_Stated goal:_
Quote the records below in full, exactly as given, with the images taken out.
Start of Raw data
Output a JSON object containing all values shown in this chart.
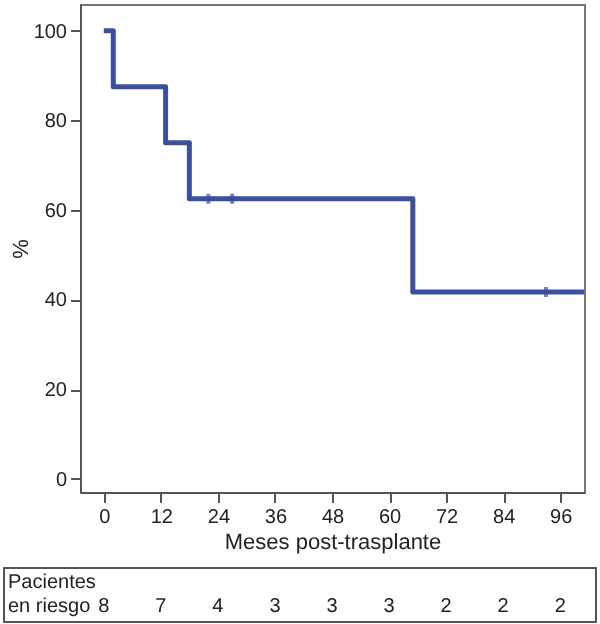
{
  "chart_data": {
    "type": "step",
    "xlabel": "Meses post-trasplante",
    "ylabel": "%",
    "series": [
      {
        "color": "#3a4fa0",
        "x": [
          0,
          2,
          13,
          18,
          65,
          101
        ],
        "values": [
          100,
          87.5,
          75,
          62.5,
          41.7,
          41.7
        ],
        "line_style": "solid",
        "marker": "none"
      },
      {
        "type": "scatter",
        "color": "#3a4fa0",
        "x": [
          22,
          27,
          93
        ],
        "values": [
          62.5,
          62.5,
          41.7
        ],
        "marker": "cross"
      }
    ],
    "xlim": [
      -5,
      101
    ],
    "xticks": [
      0,
      12,
      24,
      36,
      48,
      60,
      72,
      84,
      96
    ],
    "ylim": [
      -3,
      106
    ],
    "yticks": [
      0,
      20,
      40,
      60,
      80,
      100
    ],
    "annotations": [
      "Pacientes en riesgo",
      "8",
      "7",
      "4",
      "3",
      "3",
      "3",
      "2",
      "2",
      "2"
    ]
  }
}
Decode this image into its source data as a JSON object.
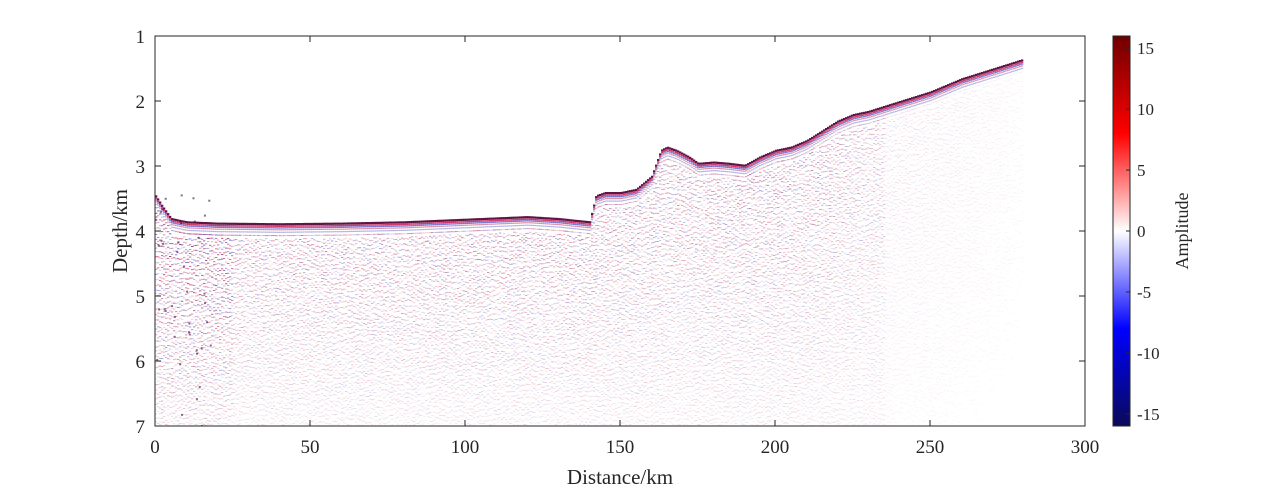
{
  "chart_data": {
    "type": "heatmap",
    "title": "",
    "xlabel": "Distance/km",
    "ylabel": "Depth/km",
    "xlim": [
      0,
      300
    ],
    "ylim": [
      7,
      1
    ],
    "x_ticks": [
      "0",
      "50",
      "100",
      "150",
      "200",
      "250",
      "300"
    ],
    "y_ticks": [
      "1",
      "2",
      "3",
      "4",
      "5",
      "6",
      "7"
    ],
    "x_tick_values": [
      0,
      50,
      100,
      150,
      200,
      250,
      300
    ],
    "y_tick_values": [
      1,
      2,
      3,
      4,
      5,
      6,
      7
    ],
    "grid": false,
    "colorbar": {
      "label": "Amplitude",
      "range": [
        -16,
        16
      ],
      "ticks": [
        "15",
        "10",
        "5",
        "0",
        "-5",
        "-10",
        "-15"
      ],
      "tick_values": [
        15,
        10,
        5,
        0,
        -5,
        -10,
        -15
      ],
      "colors": [
        "#0a0a5a",
        "#0000ff",
        "#ffffff",
        "#ff0000",
        "#6e0000"
      ]
    },
    "seafloor": {
      "x": [
        0,
        2,
        5,
        10,
        20,
        40,
        60,
        80,
        100,
        120,
        130,
        140,
        142,
        145,
        150,
        155,
        160,
        163,
        165,
        168,
        172,
        175,
        180,
        185,
        190,
        195,
        200,
        205,
        210,
        215,
        220,
        225,
        230,
        240,
        250,
        260,
        270,
        280
      ],
      "y": [
        3.45,
        3.6,
        3.8,
        3.85,
        3.87,
        3.88,
        3.87,
        3.85,
        3.81,
        3.77,
        3.8,
        3.85,
        3.45,
        3.4,
        3.4,
        3.35,
        3.15,
        2.75,
        2.7,
        2.75,
        2.85,
        2.95,
        2.93,
        2.95,
        2.98,
        2.85,
        2.75,
        2.7,
        2.6,
        2.45,
        2.3,
        2.2,
        2.15,
        2.0,
        1.85,
        1.65,
        1.5,
        1.35
      ]
    }
  }
}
End of Raw data
_The reply:_
Output a JSON object containing all values shown in this chart.
{
  "chart_data": {
    "type": "step",
    "xlabel": "Meses post-trasplante",
    "ylabel": "%",
    "series": [
      {
        "color": "#3a4fa0",
        "x": [
          0,
          2,
          13,
          18,
          65,
          101
        ],
        "values": [
          100,
          87.5,
          75,
          62.5,
          41.7,
          41.7
        ],
        "line_style": "solid",
        "marker": "none"
      },
      {
        "type": "scatter",
        "color": "#3a4fa0",
        "x": [
          22,
          27,
          93
        ],
        "values": [
          62.5,
          62.5,
          41.7
        ],
        "marker": "cross"
      }
    ],
    "xlim": [
      -5,
      101
    ],
    "xticks": [
      0,
      12,
      24,
      36,
      48,
      60,
      72,
      84,
      96
    ],
    "ylim": [
      -3,
      106
    ],
    "yticks": [
      0,
      20,
      40,
      60,
      80,
      100
    ],
    "annotations": [
      "Pacientes en riesgo",
      "8",
      "7",
      "4",
      "3",
      "3",
      "3",
      "2",
      "2",
      "2"
    ]
  }
}
Decode this image into its source data as a JSON object.
{
  "chart_data": {
    "type": "heatmap",
    "title": "",
    "xlabel": "Distance/km",
    "ylabel": "Depth/km",
    "xlim": [
      0,
      300
    ],
    "ylim": [
      7,
      1
    ],
    "x_ticks": [
      "0",
      "50",
      "100",
      "150",
      "200",
      "250",
      "300"
    ],
    "y_ticks": [
      "1",
      "2",
      "3",
      "4",
      "5",
      "6",
      "7"
    ],
    "x_tick_values": [
      0,
      50,
      100,
      150,
      200,
      250,
      300
    ],
    "y_tick_values": [
      1,
      2,
      3,
      4,
      5,
      6,
      7
    ],
    "grid": false,
    "colorbar": {
      "label": "Amplitude",
      "range": [
        -16,
        16
      ],
      "ticks": [
        "15",
        "10",
        "5",
        "0",
        "-5",
        "-10",
        "-15"
      ],
      "tick_values": [
        15,
        10,
        5,
        0,
        -5,
        -10,
        -15
      ],
      "colors": [
        "#0a0a5a",
        "#0000ff",
        "#ffffff",
        "#ff0000",
        "#6e0000"
      ]
    },
    "seafloor": {
      "x": [
        0,
        2,
        5,
        10,
        20,
        40,
        60,
        80,
        100,
        120,
        130,
        140,
        142,
        145,
        150,
        155,
        160,
        163,
        165,
        168,
        172,
        175,
        180,
        185,
        190,
        195,
        200,
        205,
        210,
        215,
        220,
        225,
        230,
        240,
        250,
        260,
        270,
        280
      ],
      "y": [
        3.45,
        3.6,
        3.8,
        3.85,
        3.87,
        3.88,
        3.87,
        3.85,
        3.81,
        3.77,
        3.8,
        3.85,
        3.45,
        3.4,
        3.4,
        3.35,
        3.15,
        2.75,
        2.7,
        2.75,
        2.85,
        2.95,
        2.93,
        2.95,
        2.98,
        2.85,
        2.75,
        2.7,
        2.6,
        2.45,
        2.3,
        2.2,
        2.15,
        2.0,
        1.85,
        1.65,
        1.5,
        1.35
      ]
    }
  }
}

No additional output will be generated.